(Dataset entries)
= = = = = = =
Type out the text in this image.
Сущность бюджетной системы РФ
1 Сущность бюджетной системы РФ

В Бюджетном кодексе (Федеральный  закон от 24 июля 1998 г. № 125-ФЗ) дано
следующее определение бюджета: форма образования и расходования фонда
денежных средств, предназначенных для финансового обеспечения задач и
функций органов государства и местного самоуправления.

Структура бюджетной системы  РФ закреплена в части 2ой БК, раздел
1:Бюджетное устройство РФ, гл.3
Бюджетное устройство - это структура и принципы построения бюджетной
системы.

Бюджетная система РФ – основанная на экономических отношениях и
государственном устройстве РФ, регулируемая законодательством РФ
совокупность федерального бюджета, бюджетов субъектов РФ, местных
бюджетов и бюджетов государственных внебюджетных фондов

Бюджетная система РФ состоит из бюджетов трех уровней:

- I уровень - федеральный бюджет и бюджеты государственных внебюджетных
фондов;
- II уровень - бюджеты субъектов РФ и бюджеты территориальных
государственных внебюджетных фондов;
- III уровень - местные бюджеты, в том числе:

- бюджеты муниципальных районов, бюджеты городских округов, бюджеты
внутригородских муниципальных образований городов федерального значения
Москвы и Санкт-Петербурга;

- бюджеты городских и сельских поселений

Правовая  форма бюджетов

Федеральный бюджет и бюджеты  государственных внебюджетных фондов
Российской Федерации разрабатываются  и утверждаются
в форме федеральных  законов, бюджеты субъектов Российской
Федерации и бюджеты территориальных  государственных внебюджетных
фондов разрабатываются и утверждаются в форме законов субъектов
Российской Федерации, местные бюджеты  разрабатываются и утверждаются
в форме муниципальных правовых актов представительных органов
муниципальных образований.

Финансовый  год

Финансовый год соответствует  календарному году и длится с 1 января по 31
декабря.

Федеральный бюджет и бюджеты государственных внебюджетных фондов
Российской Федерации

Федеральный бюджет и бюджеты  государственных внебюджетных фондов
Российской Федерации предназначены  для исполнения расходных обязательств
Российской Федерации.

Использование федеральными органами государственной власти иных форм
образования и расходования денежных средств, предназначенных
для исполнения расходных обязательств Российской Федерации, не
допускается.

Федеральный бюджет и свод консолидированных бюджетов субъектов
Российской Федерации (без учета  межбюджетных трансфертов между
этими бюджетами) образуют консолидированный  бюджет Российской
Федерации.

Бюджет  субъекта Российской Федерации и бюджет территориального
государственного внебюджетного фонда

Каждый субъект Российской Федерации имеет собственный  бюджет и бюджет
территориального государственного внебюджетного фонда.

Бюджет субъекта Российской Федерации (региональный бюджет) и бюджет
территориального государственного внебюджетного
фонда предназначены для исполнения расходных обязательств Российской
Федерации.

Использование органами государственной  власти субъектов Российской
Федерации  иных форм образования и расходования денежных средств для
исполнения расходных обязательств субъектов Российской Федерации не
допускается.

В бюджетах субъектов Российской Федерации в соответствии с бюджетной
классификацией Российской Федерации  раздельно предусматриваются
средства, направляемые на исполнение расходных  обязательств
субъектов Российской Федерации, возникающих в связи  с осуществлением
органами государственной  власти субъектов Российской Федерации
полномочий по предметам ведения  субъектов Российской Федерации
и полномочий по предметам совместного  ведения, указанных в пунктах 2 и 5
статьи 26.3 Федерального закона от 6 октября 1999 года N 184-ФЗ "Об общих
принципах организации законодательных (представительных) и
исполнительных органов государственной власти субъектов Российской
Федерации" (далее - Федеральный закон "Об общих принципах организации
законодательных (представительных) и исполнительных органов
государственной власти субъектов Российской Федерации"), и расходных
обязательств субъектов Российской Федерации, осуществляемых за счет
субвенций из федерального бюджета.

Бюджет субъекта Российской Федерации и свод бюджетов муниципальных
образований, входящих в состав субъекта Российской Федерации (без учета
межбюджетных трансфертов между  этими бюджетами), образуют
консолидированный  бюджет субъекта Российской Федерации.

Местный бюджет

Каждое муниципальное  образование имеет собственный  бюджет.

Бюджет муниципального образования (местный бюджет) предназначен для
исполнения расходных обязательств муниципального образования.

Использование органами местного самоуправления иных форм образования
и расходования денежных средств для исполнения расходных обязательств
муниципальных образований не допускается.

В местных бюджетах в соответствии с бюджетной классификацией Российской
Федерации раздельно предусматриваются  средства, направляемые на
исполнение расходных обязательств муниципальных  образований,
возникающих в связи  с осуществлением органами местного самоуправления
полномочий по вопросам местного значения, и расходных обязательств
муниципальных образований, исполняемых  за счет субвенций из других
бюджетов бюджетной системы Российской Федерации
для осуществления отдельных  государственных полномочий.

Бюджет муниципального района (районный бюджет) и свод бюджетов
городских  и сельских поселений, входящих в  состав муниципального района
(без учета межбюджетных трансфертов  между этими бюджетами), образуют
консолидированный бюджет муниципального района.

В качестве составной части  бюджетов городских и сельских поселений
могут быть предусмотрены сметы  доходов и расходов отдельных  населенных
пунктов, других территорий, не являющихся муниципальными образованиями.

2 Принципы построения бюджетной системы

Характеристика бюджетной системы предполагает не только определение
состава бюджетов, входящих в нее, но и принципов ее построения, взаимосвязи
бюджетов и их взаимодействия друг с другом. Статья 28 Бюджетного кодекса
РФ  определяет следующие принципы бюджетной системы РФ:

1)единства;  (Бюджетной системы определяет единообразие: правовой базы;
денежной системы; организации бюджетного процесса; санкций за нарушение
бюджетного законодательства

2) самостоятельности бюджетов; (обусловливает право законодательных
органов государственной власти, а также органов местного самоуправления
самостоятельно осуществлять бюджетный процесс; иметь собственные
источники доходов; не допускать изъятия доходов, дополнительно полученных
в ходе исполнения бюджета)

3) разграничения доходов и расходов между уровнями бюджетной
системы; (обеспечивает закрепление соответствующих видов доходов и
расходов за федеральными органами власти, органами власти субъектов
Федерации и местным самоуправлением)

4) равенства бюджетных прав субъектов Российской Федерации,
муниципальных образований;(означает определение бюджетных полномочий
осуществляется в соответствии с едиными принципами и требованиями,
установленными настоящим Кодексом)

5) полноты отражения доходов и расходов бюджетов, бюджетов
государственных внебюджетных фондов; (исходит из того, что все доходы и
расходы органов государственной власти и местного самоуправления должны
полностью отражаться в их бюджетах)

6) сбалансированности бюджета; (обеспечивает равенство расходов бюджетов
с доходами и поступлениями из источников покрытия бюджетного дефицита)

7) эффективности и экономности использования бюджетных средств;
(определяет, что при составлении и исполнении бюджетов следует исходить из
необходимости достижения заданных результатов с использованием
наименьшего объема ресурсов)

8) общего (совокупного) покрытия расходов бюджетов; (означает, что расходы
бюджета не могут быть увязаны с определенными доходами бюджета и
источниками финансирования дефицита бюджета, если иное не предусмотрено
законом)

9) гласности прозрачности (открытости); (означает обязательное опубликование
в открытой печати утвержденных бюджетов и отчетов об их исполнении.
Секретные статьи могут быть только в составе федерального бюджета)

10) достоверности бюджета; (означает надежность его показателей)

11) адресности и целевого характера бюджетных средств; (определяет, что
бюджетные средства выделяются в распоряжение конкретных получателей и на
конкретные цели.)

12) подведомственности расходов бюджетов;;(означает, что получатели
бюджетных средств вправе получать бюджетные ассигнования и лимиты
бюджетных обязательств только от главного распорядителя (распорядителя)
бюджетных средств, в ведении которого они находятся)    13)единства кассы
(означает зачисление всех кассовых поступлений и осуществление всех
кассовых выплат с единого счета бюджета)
= = = = = = =
:: WHAT TO WORK ON ::
Indicate how many lines of the material include the word "единства"; the number alone is required.

:: COMPLETE RESPONSE ::
2